*** SELECTED EXCERPT ***

A review by harri_w
Playing Well with Others: Your Field Guide to Discovering, Exploring and Navigating the Kink, Leather and Bdsm Communities by Lee Harrington, Mollena Williams

informative reflective medium-paced

4.0

My main takeaway is that the book has some pretty solid things to say about interpersonal skills and self-knowledge, and encourages people to think critically and not make assumptions. However I wouldn’t suggest it as a point of reference for what you might find when venturing into the ‘community/ies’, in 2024, particularly not in the UK or without other frames of reference. There’s a significant focus on conferences (not just explaining them, but also using them as a framing context for discussions of preparation and planning), and of course a lot of the information about being online is somewhat out of date. 

I enjoyed that the book included discussion, and encouragement, of different types and amounts of involvement in communities and events, and that it made it clear that this doesn’t reflect how kinky or how knowledgeable/experienced someone is, and I also thought there was some good mythbusting.

*** End of SELECTED EXCERPT ***
*** SUPPLIED MATERIAL ***

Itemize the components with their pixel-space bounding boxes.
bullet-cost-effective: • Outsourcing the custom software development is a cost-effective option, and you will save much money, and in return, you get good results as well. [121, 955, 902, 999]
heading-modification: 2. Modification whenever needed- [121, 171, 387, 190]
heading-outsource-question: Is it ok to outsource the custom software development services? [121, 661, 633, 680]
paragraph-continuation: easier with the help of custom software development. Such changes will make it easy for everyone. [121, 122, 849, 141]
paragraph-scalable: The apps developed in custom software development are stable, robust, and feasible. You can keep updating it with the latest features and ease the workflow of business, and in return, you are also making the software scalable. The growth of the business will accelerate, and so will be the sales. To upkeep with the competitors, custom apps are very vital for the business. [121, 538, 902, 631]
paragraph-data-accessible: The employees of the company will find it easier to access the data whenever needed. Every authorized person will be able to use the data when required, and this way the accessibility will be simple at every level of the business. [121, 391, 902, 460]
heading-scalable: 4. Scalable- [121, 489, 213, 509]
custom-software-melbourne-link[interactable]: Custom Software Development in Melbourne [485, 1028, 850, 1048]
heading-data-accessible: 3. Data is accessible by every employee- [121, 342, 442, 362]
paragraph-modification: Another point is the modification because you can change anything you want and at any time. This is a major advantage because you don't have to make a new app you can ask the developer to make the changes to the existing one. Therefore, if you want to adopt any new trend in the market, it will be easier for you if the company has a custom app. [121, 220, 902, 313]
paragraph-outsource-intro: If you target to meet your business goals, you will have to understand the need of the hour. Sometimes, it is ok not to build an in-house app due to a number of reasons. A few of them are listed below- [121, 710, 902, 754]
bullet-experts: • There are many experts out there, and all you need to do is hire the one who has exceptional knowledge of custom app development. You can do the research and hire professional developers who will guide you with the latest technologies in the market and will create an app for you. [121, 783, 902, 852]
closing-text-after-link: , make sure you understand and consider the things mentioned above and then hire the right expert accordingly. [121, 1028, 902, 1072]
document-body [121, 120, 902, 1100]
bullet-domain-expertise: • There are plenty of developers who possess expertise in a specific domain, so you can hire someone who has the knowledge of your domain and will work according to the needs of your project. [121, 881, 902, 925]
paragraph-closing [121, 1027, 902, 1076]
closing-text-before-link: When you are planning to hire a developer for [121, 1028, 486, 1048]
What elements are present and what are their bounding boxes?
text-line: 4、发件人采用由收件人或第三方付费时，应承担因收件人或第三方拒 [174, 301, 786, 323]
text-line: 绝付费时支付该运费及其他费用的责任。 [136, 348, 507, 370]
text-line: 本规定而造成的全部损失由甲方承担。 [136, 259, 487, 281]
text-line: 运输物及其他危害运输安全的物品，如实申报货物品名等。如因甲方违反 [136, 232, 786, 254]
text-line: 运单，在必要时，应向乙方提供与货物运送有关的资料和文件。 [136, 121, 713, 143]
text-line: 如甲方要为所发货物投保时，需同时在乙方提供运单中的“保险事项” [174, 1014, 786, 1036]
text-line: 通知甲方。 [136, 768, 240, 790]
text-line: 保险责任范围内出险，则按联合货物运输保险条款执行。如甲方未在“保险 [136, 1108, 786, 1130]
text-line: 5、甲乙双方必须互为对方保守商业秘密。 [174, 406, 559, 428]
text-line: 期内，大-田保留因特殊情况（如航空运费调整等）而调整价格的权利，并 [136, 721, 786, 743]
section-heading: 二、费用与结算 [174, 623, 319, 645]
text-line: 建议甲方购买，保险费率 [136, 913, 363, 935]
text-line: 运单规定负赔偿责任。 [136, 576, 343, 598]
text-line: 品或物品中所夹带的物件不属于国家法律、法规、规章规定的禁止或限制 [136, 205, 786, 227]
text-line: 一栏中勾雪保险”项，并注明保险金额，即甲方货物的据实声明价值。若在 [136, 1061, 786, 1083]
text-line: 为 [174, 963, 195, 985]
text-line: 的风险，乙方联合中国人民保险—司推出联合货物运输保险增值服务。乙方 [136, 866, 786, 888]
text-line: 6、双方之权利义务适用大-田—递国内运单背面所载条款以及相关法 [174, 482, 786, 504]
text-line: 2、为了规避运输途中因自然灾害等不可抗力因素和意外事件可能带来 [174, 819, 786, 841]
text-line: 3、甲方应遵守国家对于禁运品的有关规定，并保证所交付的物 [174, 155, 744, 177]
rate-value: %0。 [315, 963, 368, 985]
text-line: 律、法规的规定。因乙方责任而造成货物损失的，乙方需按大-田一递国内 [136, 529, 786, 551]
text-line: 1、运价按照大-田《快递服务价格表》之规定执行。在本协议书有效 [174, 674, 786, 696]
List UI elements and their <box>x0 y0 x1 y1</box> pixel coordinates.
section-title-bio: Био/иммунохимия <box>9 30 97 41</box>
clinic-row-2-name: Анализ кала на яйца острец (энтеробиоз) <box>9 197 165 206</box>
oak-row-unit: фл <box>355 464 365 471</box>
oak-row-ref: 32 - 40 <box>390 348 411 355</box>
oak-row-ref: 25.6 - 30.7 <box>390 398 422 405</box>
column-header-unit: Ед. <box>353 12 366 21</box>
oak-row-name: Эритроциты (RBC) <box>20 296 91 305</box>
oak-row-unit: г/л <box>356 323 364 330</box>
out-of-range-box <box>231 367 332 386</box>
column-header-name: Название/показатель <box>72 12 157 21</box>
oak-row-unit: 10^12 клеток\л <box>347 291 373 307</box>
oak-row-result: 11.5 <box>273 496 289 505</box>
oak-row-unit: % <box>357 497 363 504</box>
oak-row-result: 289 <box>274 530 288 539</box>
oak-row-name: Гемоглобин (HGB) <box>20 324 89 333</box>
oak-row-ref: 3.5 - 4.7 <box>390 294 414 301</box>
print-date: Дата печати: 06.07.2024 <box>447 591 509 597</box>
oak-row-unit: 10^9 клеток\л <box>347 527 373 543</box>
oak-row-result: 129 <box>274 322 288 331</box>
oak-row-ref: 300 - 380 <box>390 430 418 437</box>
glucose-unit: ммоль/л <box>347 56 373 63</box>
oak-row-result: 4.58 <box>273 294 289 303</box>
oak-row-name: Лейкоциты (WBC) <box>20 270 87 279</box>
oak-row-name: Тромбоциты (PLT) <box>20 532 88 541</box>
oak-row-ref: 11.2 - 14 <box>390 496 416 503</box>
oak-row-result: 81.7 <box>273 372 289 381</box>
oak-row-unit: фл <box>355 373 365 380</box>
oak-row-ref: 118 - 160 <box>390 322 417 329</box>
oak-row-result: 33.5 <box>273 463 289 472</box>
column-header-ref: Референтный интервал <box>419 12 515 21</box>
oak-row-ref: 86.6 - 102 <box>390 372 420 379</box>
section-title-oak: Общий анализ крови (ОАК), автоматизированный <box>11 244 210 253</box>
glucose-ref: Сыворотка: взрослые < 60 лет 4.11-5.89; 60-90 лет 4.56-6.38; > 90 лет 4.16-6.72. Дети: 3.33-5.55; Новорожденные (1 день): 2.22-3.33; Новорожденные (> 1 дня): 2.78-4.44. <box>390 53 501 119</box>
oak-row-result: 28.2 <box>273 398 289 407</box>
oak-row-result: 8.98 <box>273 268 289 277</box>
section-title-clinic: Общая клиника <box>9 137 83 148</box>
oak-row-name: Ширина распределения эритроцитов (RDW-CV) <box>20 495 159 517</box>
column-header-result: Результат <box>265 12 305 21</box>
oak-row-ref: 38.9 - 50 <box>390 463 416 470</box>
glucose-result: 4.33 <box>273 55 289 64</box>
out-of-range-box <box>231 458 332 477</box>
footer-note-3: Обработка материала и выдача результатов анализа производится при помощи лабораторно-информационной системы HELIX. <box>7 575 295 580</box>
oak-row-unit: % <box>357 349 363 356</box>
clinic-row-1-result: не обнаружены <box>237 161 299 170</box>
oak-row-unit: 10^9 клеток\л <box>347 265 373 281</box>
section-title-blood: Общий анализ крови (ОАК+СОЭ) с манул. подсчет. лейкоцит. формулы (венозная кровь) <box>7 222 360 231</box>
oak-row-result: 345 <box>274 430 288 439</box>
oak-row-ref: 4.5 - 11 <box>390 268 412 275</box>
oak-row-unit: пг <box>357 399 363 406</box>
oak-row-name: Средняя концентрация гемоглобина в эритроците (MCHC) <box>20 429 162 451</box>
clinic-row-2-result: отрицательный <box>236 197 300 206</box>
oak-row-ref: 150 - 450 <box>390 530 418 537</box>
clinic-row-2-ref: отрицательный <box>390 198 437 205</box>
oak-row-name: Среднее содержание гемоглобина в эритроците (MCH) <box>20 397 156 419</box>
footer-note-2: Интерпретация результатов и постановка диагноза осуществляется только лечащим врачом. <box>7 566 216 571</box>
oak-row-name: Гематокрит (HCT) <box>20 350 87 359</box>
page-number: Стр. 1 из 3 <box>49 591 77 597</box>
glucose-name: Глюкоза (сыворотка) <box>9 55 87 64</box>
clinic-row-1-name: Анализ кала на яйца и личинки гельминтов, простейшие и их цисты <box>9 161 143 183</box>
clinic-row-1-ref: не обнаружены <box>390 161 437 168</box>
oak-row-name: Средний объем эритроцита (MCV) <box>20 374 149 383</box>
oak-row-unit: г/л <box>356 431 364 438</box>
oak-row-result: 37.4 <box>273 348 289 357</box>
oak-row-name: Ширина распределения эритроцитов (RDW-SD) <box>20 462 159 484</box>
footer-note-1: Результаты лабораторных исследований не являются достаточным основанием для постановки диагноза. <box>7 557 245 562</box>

*** End of SUPPLIED MATERIAL ***

**WORK INSTRUCTIONS:**
**1)** Set down the part of the book review that runs from "informative reflective medium-paced" up to and including "out of date.", word for word.
**2)** Extend the review of Playing Well with Others by writing what comes next after its last sentence.
None of the data matters for what you are asked to do here.

**ANSWERS FOR THIS EXERCISE:**
**1)**
informative reflective medium-paced

4.0

My main takeaway is that the book has some pretty solid things to say about interpersonal skills and self-knowledge, and encourages people to think critically and not make assumptions. However I wouldn’t suggest it as a point of reference for what you might find when venturing into the ‘community/ies’, in 2024, particularly not in the UK or without other frames of reference. There’s a significant focus on conferences (not just explaining them, but also using them as a framing context for discussions of preparation and planning), and of course a lot of the information about being online is somewhat out of date.

**2)**
I had some real questions about the choice to use ‘slave’ and ‘tribe’ without any contextualising notes and right off the bat (particularly while insisting on sidebar-ing ‘pervert’ and in a book full of sidebars). It feels careless and out of step with the stated ethos of the book. As I progressed through the book I also found law enforcement listed alongside event planner, rock climber, nurse, massage therapist and carpenter as examples of reasons that you might have transferable skills, again without context. I might *just* have let it slide if the authors had least made it clear that a cop’s knowledge about how to keep cops out of a space/your business might be useful, but who knows what transferable skills they meant?!

Distinctions made between poly and ethically non-monogamous made no sense to me, trans people are spoken about in ways that are at the least out of date, and whatever they think they mean by ‘unstable personalities’, it shouldn’t be included in the list of ‘bad eggs’ on page 169. I only scanned the Appendices, but I’d say take/leave them as feels useful to you. Which, to their credit, is how the authors present the whole book.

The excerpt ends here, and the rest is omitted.